Stored data entries
----------
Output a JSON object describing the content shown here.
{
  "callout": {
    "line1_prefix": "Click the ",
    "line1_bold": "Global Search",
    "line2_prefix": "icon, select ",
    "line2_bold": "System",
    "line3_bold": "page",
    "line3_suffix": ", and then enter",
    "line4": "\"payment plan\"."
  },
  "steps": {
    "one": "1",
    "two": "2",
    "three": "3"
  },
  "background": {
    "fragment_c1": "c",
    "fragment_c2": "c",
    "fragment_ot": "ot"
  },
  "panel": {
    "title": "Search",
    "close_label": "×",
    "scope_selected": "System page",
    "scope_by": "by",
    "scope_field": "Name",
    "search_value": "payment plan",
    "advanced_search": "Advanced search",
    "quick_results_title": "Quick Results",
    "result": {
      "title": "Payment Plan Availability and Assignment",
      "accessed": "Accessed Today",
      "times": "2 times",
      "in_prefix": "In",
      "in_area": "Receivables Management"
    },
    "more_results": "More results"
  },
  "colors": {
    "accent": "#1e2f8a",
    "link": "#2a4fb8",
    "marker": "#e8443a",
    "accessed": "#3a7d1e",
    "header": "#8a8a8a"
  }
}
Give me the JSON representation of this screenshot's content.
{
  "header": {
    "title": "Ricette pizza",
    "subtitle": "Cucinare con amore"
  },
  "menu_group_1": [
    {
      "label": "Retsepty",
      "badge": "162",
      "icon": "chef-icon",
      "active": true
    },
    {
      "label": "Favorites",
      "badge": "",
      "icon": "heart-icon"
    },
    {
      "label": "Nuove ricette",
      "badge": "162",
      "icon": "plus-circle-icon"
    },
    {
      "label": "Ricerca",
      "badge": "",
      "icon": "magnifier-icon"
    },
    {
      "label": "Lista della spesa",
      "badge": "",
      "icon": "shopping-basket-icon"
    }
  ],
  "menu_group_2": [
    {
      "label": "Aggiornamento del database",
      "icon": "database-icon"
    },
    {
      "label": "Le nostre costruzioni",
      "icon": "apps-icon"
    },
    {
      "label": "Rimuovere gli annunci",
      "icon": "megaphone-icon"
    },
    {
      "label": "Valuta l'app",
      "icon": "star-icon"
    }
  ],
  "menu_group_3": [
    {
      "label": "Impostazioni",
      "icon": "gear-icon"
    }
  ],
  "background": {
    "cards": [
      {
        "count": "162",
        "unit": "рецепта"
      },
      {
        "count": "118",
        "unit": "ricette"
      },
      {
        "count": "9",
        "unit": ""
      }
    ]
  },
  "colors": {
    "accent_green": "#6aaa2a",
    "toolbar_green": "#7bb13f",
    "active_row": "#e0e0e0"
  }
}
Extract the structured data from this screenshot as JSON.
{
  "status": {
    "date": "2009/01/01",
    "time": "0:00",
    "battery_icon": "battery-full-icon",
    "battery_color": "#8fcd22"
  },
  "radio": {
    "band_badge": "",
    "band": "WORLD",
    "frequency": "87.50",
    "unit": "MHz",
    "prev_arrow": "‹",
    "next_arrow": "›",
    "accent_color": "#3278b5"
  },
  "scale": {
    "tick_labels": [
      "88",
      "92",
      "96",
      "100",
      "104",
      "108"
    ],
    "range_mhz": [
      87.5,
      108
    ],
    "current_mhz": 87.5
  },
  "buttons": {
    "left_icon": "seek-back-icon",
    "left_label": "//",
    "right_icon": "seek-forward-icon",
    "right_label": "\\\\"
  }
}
----------
Goal of the exercise: Find the lines containing "accessed" and pull them out.

Complete answer:
      "accessed": "Accessed Today",
    "accessed": "#3a7d1e",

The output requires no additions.